Restate the listing below word for word, omitting any images.

Collected data entries:
------

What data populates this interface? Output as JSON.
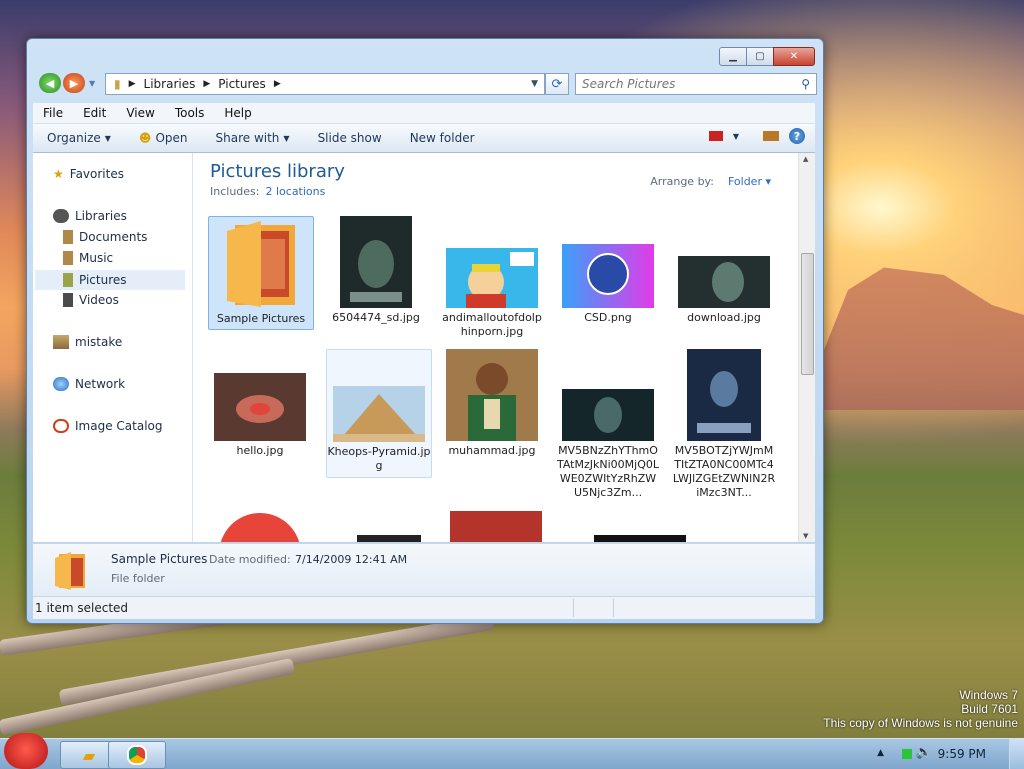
{
  "desktop": {
    "watermark": [
      "Windows 7",
      "Build 7601",
      "This copy of Windows is not genuine"
    ]
  },
  "window": {
    "address_parts": [
      "Libraries",
      "Pictures"
    ],
    "search_placeholder": "Search Pictures",
    "menus": [
      "File",
      "Edit",
      "View",
      "Tools",
      "Help"
    ],
    "toolbar": {
      "organize": "Organize",
      "open": "Open",
      "share_with": "Share with",
      "slide_show": "Slide show",
      "new_folder": "New folder"
    },
    "nav": {
      "favorites": "Favorites",
      "libraries": "Libraries",
      "documents": "Documents",
      "music": "Music",
      "pictures": "Pictures",
      "videos": "Videos",
      "mistake": "mistake",
      "network": "Network",
      "image_catalog": "Image Catalog"
    },
    "library": {
      "title": "Pictures library",
      "includes_label": "Includes:",
      "includes_link": "2 locations",
      "arrange_label": "Arrange by:",
      "arrange_value": "Folder"
    },
    "items": [
      {
        "name": "Sample Pictures"
      },
      {
        "name": "6504474_sd.jpg"
      },
      {
        "name": "andimalloutofdolphinporn.jpg"
      },
      {
        "name": "CSD.png"
      },
      {
        "name": "download.jpg"
      },
      {
        "name": "hello.jpg"
      },
      {
        "name": "Kheops-Pyramid.jpg"
      },
      {
        "name": "muhammad.jpg"
      },
      {
        "name": "MV5BNzZhYThmOTAtMzJkNi00MjQ0LWE0ZWItYzRhZWU5Njc3Zm..."
      },
      {
        "name": "MV5BOTZjYWJmMTItZTA0NC00MTc4LWJlZGEtZWNlN2RiMzc3NT..."
      }
    ],
    "details": {
      "name": "Sample Pictures",
      "date_label": "Date modified:",
      "date_value": "7/14/2009 12:41 AM",
      "type": "File folder"
    },
    "status": "1 item selected"
  },
  "taskbar": {
    "clock": "9:59 PM"
  },
  "colors": {
    "accent_title": "#1e5a96",
    "selection": "#cde4fb"
  }
}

------

CORRECT RESPONSE |
What data populates this interface? Output as JSON.
{
  "desktop": {
    "watermark": [
      "Windows 7",
      "Build 7601",
      "This copy of Windows is not genuine"
    ]
  },
  "window": {
    "address_parts": [
      "Libraries",
      "Pictures"
    ],
    "search_placeholder": "Search Pictures",
    "menus": [
      "File",
      "Edit",
      "View",
      "Tools",
      "Help"
    ],
    "toolbar": {
      "organize": "Organize",
      "open": "Open",
      "share_with": "Share with",
      "slide_show": "Slide show",
      "new_folder": "New folder"
    },
    "nav": {
      "favorites": "Favorites",
      "libraries": "Libraries",
      "documents": "Documents",
      "music": "Music",
      "pictures": "Pictures",
      "videos": "Videos",
      "mistake": "mistake",
      "network": "Network",
      "image_catalog": "Image Catalog"
    },
    "library": {
      "title": "Pictures library",
      "includes_label": "Includes:",
      "includes_link": "2 locations",
      "arrange_label": "Arrange by:",
      "arrange_value": "Folder"
    },
    "items": [
      {
        "name": "Sample Pictures"
      },
      {
        "name": "6504474_sd.jpg"
      },
      {
        "name": "andimalloutofdolphinporn.jpg"
      },
      {
        "name": "CSD.png"
      },
      {
        "name": "download.jpg"
      },
      {
        "name": "hello.jpg"
      },
      {
        "name": "Kheops-Pyramid.jpg"
      },
      {
        "name": "muhammad.jpg"
      },
      {
        "name": "MV5BNzZhYThmOTAtMzJkNi00MjQ0LWE0ZWItYzRhZWU5Njc3Zm..."
      },
      {
        "name": "MV5BOTZjYWJmMTItZTA0NC00MTc4LWJlZGEtZWNlN2RiMzc3NT..."
      }
    ],
    "details": {
      "name": "Sample Pictures",
      "date_label": "Date modified:",
      "date_value": "7/14/2009 12:41 AM",
      "type": "File folder"
    },
    "status": "1 item selected"
  },
  "taskbar": {
    "clock": "9:59 PM"
  },
  "colors": {
    "accent_title": "#1e5a96",
    "selection": "#cde4fb"
  }
}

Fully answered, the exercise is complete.